▶ [DATEN ZUR AUFGABE]:
....
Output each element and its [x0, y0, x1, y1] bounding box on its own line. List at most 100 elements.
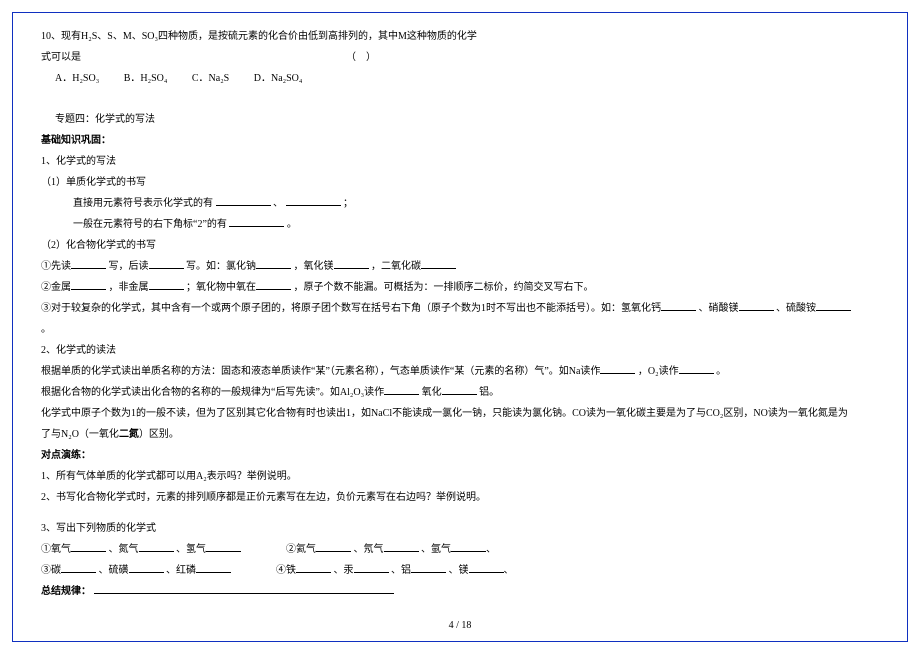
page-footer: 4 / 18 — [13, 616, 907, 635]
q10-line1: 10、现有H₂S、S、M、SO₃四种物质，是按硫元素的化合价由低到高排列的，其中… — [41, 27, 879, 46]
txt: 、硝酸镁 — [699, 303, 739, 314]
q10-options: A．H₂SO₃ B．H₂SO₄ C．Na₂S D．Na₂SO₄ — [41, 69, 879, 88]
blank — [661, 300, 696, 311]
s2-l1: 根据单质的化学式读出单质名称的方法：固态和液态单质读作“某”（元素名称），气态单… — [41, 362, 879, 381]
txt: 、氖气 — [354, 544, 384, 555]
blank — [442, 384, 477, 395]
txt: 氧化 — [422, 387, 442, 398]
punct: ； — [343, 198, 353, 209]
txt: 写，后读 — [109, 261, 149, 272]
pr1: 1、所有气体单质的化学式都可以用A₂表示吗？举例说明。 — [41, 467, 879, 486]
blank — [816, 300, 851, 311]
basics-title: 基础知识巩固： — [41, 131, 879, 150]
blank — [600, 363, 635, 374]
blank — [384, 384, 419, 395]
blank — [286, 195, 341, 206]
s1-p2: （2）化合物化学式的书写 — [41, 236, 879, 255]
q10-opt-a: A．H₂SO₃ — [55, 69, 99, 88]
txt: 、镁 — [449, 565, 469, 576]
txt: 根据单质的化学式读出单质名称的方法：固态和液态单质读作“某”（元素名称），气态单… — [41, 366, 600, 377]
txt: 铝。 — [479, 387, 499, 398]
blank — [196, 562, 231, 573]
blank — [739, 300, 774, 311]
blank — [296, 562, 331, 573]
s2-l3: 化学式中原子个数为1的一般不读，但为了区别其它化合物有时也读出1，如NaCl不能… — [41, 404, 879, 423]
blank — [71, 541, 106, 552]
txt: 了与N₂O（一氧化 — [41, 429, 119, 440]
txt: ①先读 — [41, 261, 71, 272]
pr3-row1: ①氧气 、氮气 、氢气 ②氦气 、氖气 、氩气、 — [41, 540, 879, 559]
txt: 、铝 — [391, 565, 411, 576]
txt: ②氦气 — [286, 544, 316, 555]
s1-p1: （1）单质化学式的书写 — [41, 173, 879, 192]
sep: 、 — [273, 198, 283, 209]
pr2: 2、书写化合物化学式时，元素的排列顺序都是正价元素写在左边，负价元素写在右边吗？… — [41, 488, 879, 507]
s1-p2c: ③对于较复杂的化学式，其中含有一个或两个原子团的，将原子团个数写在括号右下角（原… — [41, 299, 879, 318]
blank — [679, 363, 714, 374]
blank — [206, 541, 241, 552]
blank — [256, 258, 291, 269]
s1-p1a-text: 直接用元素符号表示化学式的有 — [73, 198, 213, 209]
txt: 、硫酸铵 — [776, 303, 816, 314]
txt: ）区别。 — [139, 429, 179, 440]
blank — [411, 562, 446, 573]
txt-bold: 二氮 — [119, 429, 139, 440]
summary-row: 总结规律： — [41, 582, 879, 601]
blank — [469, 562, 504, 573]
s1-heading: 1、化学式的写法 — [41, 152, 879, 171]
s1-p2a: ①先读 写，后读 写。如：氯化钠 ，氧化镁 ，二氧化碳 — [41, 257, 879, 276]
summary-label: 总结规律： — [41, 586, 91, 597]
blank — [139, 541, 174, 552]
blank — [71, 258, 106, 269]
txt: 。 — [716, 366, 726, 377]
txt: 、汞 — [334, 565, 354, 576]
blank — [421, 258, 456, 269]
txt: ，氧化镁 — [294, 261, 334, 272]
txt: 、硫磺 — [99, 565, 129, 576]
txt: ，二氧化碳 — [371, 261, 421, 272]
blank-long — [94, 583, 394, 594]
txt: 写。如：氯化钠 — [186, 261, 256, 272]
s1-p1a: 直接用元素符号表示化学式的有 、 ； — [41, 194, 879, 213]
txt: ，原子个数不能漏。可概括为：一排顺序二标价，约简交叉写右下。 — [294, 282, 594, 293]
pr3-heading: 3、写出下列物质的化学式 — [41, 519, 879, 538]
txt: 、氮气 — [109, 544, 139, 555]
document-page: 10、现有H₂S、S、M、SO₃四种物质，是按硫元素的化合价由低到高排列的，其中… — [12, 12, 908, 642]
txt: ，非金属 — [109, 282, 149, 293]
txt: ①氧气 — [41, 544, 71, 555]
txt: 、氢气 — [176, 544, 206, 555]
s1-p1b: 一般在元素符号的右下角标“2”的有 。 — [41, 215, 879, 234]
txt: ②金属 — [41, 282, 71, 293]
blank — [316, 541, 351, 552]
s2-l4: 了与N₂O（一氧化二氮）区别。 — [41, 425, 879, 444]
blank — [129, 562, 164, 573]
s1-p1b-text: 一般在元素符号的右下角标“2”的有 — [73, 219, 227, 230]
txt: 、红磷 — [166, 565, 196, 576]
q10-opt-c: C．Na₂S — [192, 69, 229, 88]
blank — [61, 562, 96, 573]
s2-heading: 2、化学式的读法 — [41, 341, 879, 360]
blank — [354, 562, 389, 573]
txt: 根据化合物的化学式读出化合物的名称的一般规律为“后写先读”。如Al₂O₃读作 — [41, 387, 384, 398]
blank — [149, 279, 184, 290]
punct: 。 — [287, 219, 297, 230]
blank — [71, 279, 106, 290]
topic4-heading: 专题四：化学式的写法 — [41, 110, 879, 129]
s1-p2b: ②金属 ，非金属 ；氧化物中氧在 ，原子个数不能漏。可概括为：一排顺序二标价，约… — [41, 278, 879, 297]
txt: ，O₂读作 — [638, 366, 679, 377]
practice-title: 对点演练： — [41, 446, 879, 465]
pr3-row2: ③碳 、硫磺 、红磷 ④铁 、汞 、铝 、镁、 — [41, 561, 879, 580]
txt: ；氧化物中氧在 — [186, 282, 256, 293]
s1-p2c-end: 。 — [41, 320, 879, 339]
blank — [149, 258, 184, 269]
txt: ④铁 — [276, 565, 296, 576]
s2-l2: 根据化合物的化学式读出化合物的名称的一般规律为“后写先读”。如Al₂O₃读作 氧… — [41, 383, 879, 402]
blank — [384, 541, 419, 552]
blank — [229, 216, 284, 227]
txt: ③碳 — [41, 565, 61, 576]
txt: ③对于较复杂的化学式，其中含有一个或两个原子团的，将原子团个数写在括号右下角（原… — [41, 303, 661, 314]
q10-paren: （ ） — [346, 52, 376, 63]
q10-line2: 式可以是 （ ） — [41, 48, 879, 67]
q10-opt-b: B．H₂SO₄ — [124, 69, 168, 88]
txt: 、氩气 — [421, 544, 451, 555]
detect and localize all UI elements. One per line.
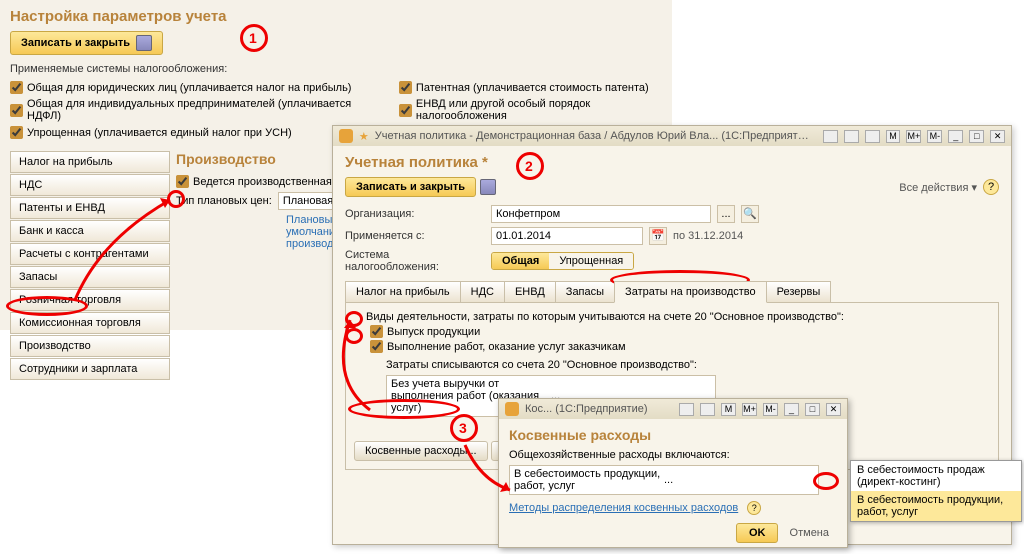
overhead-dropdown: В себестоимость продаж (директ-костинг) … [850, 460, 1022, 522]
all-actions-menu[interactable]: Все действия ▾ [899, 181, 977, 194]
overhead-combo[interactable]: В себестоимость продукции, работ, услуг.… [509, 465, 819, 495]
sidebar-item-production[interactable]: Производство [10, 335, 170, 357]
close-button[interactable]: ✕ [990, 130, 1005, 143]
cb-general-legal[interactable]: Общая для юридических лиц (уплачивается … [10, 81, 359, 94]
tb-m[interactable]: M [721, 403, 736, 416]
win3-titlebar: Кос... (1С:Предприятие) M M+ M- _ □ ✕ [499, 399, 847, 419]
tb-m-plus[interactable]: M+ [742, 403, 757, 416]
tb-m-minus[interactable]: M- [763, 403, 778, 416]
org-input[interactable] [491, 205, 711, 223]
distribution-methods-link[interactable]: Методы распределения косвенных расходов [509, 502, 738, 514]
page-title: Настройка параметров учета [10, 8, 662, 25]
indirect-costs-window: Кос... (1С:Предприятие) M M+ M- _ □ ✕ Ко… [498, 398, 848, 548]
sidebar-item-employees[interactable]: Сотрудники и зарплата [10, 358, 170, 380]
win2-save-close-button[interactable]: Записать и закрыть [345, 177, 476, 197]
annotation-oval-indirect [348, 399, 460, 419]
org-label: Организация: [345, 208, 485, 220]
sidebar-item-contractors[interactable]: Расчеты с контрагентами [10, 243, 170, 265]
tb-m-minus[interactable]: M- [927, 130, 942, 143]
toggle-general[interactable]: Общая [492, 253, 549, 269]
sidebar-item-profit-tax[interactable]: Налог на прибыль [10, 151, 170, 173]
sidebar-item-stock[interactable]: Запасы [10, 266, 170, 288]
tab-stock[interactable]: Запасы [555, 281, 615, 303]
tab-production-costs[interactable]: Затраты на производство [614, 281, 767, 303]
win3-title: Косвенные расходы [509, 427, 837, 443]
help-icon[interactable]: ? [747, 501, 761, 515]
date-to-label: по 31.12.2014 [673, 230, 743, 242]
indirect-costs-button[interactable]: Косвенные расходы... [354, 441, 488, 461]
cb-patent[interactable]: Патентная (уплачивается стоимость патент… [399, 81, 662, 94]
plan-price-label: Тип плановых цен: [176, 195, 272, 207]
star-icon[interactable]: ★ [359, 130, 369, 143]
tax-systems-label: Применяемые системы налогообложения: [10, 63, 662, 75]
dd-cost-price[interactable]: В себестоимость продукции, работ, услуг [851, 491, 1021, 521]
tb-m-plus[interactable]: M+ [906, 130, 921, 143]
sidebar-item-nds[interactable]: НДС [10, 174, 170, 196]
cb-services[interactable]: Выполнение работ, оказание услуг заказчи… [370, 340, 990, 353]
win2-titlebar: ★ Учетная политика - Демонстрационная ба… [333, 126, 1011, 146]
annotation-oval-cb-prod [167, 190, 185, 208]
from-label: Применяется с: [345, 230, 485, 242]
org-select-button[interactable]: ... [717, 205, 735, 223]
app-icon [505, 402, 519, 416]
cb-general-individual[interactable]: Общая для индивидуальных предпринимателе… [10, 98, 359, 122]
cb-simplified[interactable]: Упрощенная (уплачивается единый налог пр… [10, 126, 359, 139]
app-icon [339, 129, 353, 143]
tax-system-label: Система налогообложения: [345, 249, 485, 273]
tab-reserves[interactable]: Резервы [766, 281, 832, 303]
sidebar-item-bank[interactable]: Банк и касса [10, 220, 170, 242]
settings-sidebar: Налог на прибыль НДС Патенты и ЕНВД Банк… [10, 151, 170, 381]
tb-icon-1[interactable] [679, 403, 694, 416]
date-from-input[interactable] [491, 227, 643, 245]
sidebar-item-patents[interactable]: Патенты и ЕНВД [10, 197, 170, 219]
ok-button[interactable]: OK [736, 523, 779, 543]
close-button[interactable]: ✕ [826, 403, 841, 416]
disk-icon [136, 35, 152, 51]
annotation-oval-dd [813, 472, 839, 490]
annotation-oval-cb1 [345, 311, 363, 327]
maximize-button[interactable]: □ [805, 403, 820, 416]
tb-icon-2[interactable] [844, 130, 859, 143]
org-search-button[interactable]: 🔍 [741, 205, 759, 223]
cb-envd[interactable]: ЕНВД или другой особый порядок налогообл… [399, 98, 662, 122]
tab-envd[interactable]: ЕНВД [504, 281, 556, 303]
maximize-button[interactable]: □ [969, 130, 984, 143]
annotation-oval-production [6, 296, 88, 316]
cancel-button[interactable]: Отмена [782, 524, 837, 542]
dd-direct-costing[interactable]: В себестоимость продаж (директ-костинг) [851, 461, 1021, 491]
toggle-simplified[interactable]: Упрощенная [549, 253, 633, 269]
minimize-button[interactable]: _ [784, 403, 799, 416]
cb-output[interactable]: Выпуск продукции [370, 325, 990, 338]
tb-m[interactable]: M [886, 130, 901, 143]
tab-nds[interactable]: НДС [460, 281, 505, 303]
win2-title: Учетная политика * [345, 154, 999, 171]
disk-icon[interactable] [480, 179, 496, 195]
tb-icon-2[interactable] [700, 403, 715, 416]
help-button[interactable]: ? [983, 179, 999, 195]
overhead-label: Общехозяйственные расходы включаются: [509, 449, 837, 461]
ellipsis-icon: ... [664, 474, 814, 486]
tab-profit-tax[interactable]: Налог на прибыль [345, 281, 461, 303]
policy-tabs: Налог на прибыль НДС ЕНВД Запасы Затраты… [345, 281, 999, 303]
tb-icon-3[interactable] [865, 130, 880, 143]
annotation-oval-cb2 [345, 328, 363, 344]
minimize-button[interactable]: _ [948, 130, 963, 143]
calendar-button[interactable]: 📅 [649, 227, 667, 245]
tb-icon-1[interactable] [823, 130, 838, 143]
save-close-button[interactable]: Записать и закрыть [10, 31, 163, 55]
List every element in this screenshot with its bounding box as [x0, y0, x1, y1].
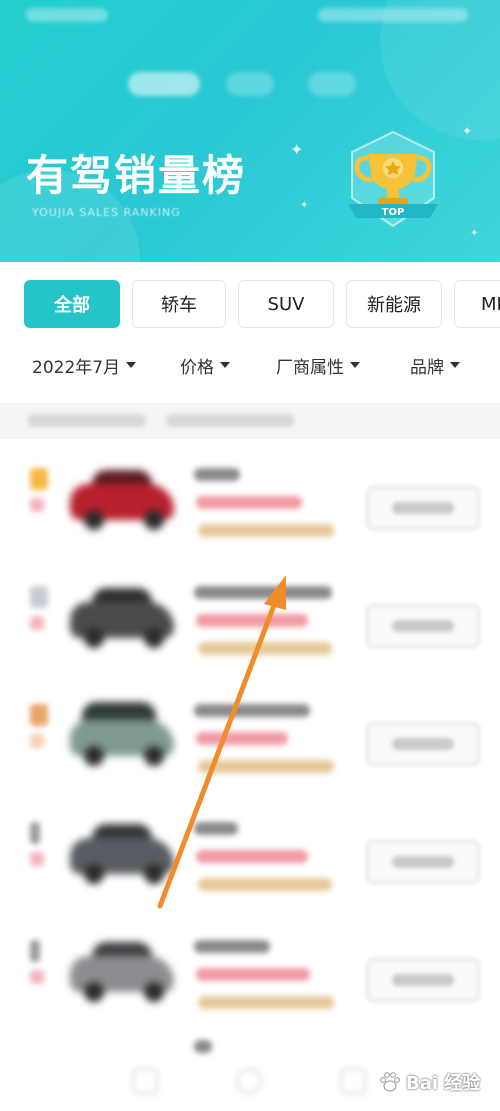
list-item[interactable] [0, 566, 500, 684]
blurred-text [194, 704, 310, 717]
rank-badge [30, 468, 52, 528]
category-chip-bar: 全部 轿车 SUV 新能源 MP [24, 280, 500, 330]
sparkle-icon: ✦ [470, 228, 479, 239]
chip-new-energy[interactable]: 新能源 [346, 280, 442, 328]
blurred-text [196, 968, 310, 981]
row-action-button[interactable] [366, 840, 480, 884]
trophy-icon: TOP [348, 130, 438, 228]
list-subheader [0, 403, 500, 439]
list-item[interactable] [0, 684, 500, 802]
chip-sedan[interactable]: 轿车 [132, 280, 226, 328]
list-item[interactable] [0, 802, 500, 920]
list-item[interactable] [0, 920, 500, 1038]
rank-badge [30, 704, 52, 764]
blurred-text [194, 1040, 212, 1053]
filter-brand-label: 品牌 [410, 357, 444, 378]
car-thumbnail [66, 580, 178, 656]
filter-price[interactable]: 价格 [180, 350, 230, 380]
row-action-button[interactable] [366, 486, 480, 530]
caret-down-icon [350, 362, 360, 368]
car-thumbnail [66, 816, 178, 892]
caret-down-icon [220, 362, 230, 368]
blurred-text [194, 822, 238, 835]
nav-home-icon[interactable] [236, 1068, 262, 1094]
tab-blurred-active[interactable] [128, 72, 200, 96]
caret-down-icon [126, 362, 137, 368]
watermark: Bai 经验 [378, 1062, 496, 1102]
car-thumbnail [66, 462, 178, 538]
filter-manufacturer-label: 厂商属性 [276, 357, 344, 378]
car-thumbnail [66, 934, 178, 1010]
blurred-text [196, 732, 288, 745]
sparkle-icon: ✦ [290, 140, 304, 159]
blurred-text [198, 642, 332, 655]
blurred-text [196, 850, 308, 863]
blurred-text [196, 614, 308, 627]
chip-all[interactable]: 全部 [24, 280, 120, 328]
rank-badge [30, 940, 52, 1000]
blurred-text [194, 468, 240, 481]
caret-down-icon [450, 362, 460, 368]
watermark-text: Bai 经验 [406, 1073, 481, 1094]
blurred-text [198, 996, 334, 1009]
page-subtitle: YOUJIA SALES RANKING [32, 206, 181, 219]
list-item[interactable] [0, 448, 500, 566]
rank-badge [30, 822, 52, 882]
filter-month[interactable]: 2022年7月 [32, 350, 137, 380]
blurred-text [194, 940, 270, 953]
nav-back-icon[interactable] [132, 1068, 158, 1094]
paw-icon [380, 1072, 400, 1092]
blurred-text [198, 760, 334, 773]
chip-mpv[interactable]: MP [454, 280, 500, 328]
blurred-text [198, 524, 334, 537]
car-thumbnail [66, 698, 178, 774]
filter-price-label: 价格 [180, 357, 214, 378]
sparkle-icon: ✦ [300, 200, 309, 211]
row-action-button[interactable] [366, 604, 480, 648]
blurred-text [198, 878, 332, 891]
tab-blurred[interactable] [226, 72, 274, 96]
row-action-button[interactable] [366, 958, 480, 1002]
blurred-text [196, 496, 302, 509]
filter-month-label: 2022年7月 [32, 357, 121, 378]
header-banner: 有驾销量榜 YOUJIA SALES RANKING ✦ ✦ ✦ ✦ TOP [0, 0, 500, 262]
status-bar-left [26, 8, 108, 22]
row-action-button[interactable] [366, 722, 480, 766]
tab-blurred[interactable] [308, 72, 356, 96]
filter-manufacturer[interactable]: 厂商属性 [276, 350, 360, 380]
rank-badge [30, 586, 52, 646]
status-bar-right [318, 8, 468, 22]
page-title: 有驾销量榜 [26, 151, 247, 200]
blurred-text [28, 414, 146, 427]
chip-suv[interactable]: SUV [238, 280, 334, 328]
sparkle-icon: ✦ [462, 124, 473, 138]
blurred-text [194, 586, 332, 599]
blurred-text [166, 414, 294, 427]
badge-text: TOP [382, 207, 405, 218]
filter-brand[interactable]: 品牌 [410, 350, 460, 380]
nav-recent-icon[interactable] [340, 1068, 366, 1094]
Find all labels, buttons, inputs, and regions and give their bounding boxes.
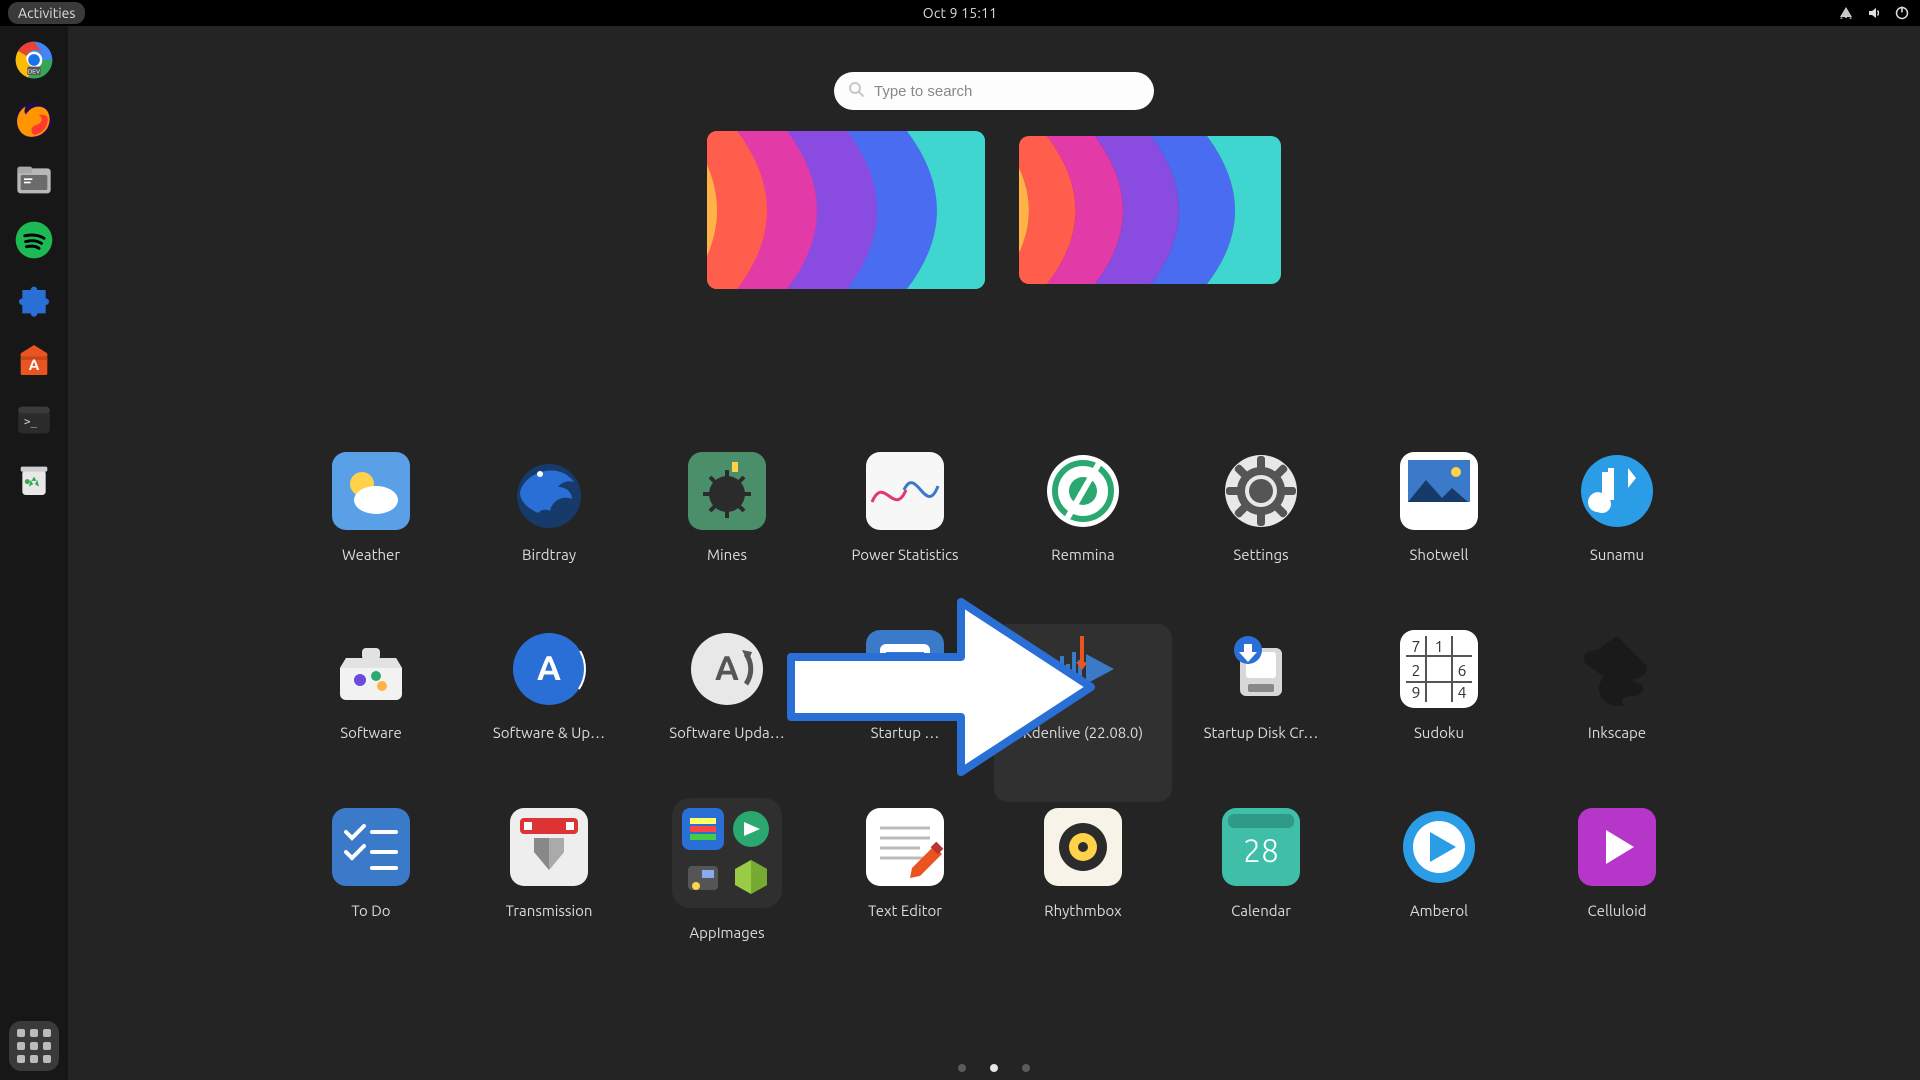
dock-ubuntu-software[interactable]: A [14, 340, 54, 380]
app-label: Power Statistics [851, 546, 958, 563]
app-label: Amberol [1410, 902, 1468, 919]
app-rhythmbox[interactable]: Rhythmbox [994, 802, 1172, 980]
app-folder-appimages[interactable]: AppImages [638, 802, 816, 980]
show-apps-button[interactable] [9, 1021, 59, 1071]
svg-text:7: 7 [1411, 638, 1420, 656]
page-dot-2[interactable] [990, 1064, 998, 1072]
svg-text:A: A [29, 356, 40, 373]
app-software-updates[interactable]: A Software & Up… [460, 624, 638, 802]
....
Aktualisiere die Einträge von der Zeile mit „dock-ubuntu-software[interactable]: A [14, 340, 54, 380]“ bis zum Ende der Einträge, indem du „Amberol“ durch „Lollypop“ ersetzt. Alles Übrige bleibt unverändert.

dock-ubuntu-software[interactable]: A [14, 340, 54, 380]
app-label: Power Statistics [851, 546, 958, 563]
app-label: Lollypop [1410, 902, 1468, 919]
app-rhythmbox[interactable]: Rhythmbox [994, 802, 1172, 980]
app-folder-appimages[interactable]: AppImages [638, 802, 816, 980]
show-apps-button[interactable] [9, 1021, 59, 1071]
svg-text:7: 7 [1411, 638, 1420, 656]
page-dot-2[interactable] [990, 1064, 998, 1072]
svg-text:A: A [29, 356, 40, 373]
app-software-updates[interactable]: A Software & Up… [460, 624, 638, 802]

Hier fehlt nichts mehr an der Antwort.